▶ **PROBLEM TO WORK ON**
Copy out, from the entries below, each line holding the string "ylabel".

[Structured figure records]

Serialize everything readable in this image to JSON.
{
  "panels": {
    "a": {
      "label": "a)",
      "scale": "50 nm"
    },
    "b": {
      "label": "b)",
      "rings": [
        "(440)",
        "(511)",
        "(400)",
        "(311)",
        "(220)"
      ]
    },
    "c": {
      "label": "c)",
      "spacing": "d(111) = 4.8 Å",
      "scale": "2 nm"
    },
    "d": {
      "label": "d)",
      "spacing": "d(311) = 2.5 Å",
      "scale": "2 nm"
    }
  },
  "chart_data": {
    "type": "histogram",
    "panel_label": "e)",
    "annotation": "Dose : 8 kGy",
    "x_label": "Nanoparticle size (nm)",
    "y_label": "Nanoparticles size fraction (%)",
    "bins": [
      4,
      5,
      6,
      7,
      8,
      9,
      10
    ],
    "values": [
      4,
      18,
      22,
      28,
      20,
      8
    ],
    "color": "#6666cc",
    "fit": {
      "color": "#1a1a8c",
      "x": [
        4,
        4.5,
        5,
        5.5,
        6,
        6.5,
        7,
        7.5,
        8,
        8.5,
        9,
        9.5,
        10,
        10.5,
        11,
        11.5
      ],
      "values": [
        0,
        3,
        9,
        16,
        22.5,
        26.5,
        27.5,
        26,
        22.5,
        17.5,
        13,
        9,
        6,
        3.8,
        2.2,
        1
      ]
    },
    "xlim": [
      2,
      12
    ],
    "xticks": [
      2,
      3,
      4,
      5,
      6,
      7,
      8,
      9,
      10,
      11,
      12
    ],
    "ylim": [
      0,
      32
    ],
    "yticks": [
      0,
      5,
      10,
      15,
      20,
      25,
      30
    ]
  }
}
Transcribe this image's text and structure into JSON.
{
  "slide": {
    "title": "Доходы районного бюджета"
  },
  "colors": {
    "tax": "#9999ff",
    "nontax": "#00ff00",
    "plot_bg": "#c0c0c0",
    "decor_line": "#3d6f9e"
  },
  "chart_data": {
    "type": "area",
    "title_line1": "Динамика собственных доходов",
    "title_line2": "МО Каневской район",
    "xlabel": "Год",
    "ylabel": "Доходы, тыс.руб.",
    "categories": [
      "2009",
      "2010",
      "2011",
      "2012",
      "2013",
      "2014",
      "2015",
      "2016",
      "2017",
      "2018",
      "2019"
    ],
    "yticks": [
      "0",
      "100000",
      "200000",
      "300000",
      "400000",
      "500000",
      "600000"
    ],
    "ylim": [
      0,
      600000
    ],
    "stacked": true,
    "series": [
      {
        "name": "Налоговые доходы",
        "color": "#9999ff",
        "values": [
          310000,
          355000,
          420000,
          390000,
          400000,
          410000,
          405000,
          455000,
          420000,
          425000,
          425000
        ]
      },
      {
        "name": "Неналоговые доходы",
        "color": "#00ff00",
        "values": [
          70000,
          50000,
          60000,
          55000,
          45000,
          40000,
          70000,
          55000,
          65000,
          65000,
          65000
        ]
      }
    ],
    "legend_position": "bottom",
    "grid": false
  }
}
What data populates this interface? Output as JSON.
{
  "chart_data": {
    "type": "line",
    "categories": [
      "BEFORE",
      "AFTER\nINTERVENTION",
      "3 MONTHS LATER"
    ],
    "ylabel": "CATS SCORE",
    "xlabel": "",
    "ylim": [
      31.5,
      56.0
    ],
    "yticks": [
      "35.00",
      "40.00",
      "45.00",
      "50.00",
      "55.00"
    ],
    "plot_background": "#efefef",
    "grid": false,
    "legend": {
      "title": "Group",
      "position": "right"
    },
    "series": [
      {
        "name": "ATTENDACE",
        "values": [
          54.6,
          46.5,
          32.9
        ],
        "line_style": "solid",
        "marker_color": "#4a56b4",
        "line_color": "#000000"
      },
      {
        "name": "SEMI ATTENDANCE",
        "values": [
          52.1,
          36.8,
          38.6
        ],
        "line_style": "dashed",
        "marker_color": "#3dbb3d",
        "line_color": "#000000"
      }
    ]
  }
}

▶ **ANSWER FOR THE TASK**
    "ylabel": "Доходы, тыс.руб.",
    "ylabel": "CATS SCORE",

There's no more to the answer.